Collected data

☆ ☆ ☆ ☆ ☆ ☆ ☆

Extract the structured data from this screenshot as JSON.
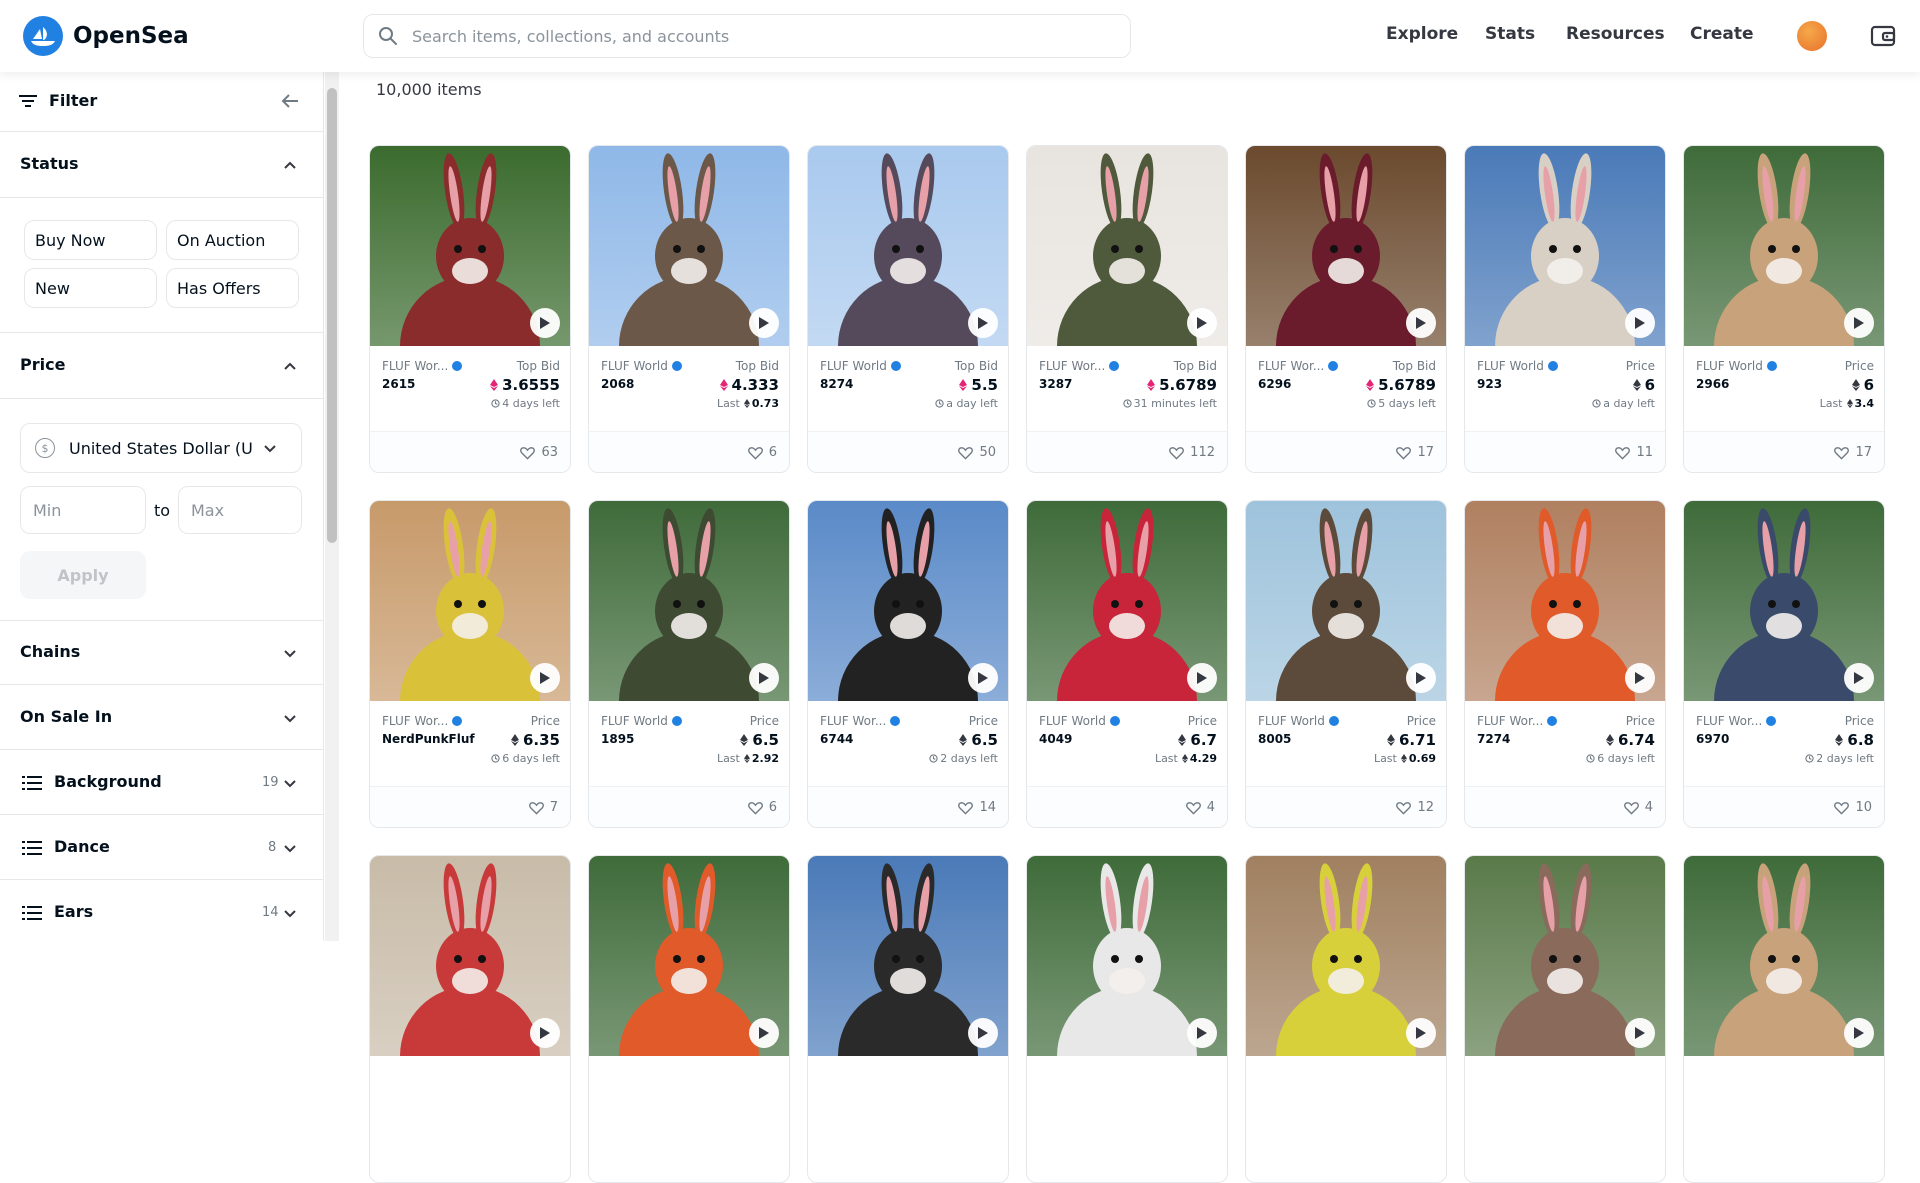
{
  "header": {
    "logo_text": "OpenSea",
    "search_placeholder": "Search items, collections, and accounts",
    "nav": [
      "Explore",
      "Stats",
      "Resources",
      "Create"
    ]
  },
  "sidebar": {
    "filter_label": "Filter",
    "status": {
      "title": "Status",
      "buttons": [
        "Buy Now",
        "On Auction",
        "New",
        "Has Offers"
      ]
    },
    "price": {
      "title": "Price",
      "currency": "United States Dollar (USD)",
      "min_placeholder": "Min",
      "max_placeholder": "Max",
      "to": "to",
      "apply": "Apply"
    },
    "sections": [
      "Chains",
      "On Sale In"
    ],
    "traits": [
      {
        "name": "Background",
        "count": "19"
      },
      {
        "name": "Dance",
        "count": "8"
      },
      {
        "name": "Ears",
        "count": "14"
      }
    ]
  },
  "main": {
    "item_count": "10,000 items",
    "cards": [
      {
        "collection": "FLUF Wor...",
        "id": "2615",
        "label": "Top Bid",
        "price": "3.6555",
        "token": "weth",
        "sub": "4 days left",
        "sub_type": "time",
        "likes": "63",
        "bg": [
          "#3b6b2e",
          "#8a2c2c"
        ]
      },
      {
        "collection": "FLUF World",
        "id": "2068",
        "label": "Top Bid",
        "price": "4.333",
        "token": "weth",
        "sub": "0.73",
        "sub_type": "last",
        "likes": "6",
        "bg": [
          "#8fb8e8",
          "#6b5848"
        ]
      },
      {
        "collection": "FLUF World",
        "id": "8274",
        "label": "Top Bid",
        "price": "5.5",
        "token": "weth",
        "sub": "a day left",
        "sub_type": "time",
        "likes": "50",
        "bg": [
          "#a9c9ee",
          "#554a5c"
        ]
      },
      {
        "collection": "FLUF Wor...",
        "id": "3287",
        "label": "Top Bid",
        "price": "5.6789",
        "token": "weth",
        "sub": "31 minutes left",
        "sub_type": "time",
        "likes": "112",
        "bg": [
          "#e8e4df",
          "#4f5a3c"
        ]
      },
      {
        "collection": "FLUF Wor...",
        "id": "6296",
        "label": "Top Bid",
        "price": "5.6789",
        "token": "weth",
        "sub": "5 days left",
        "sub_type": "time",
        "likes": "17",
        "bg": [
          "#6b4a2e",
          "#6a1c2c"
        ]
      },
      {
        "collection": "FLUF World",
        "id": "923",
        "label": "Price",
        "price": "6",
        "token": "eth",
        "sub": "a day left",
        "sub_type": "time",
        "likes": "11",
        "bg": [
          "#4a7ab8",
          "#d8cfc5"
        ]
      },
      {
        "collection": "FLUF World",
        "id": "2966",
        "label": "Price",
        "price": "6",
        "token": "eth",
        "sub": "3.4",
        "sub_type": "last",
        "likes": "17",
        "bg": [
          "#3f6b3a",
          "#c8a27a"
        ]
      },
      {
        "collection": "FLUF Wor...",
        "id": "NerdPunkFluf",
        "label": "Price",
        "price": "6.35",
        "token": "eth",
        "sub": "6 days left",
        "sub_type": "time",
        "likes": "7",
        "bg": [
          "#c79a6a",
          "#d9c23a"
        ]
      },
      {
        "collection": "FLUF World",
        "id": "1895",
        "label": "Price",
        "price": "6.5",
        "token": "eth",
        "sub": "2.92",
        "sub_type": "last",
        "likes": "6",
        "bg": [
          "#3f6b3a",
          "#3e4a32"
        ]
      },
      {
        "collection": "FLUF Wor...",
        "id": "6744",
        "label": "Price",
        "price": "6.5",
        "token": "eth",
        "sub": "2 days left",
        "sub_type": "time",
        "likes": "14",
        "bg": [
          "#5a8ac8",
          "#222222"
        ]
      },
      {
        "collection": "FLUF World",
        "id": "4049",
        "label": "Price",
        "price": "6.7",
        "token": "eth",
        "sub": "4.29",
        "sub_type": "last",
        "likes": "4",
        "bg": [
          "#3f6b3a",
          "#c8243a"
        ]
      },
      {
        "collection": "FLUF World",
        "id": "8005",
        "label": "Price",
        "price": "6.71",
        "token": "eth",
        "sub": "0.69",
        "sub_type": "last",
        "likes": "12",
        "bg": [
          "#9ec3dc",
          "#5c4a3a"
        ]
      },
      {
        "collection": "FLUF Wor...",
        "id": "7274",
        "label": "Price",
        "price": "6.74",
        "token": "eth",
        "sub": "6 days left",
        "sub_type": "time",
        "likes": "4",
        "bg": [
          "#b08060",
          "#e05a2a"
        ]
      },
      {
        "collection": "FLUF Wor...",
        "id": "6970",
        "label": "Price",
        "price": "6.8",
        "token": "eth",
        "sub": "2 days left",
        "sub_type": "time",
        "likes": "10",
        "bg": [
          "#3f6b3a",
          "#3a4a6a"
        ]
      },
      {
        "bg": [
          "#c8bba8",
          "#c83a3a"
        ]
      },
      {
        "bg": [
          "#3f6b3a",
          "#e05a2a"
        ]
      },
      {
        "bg": [
          "#4a7ab8",
          "#2a2a2a"
        ]
      },
      {
        "bg": [
          "#3f6b3a",
          "#e8e8e8"
        ]
      },
      {
        "bg": [
          "#a08060",
          "#d8d03a"
        ]
      },
      {
        "bg": [
          "#5a7a4a",
          "#8a6a5a"
        ]
      },
      {
        "bg": [
          "#3f6b3a",
          "#c8a27a"
        ]
      }
    ]
  }
}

☆ ☆ ☆ ☆ ☆ ☆ ☆

**Task**:
Whenever "name" turns up in a line, pick that line out.

**Full response**:
        "name": "Background",
        "name": "Dance",
        "name": "Ears",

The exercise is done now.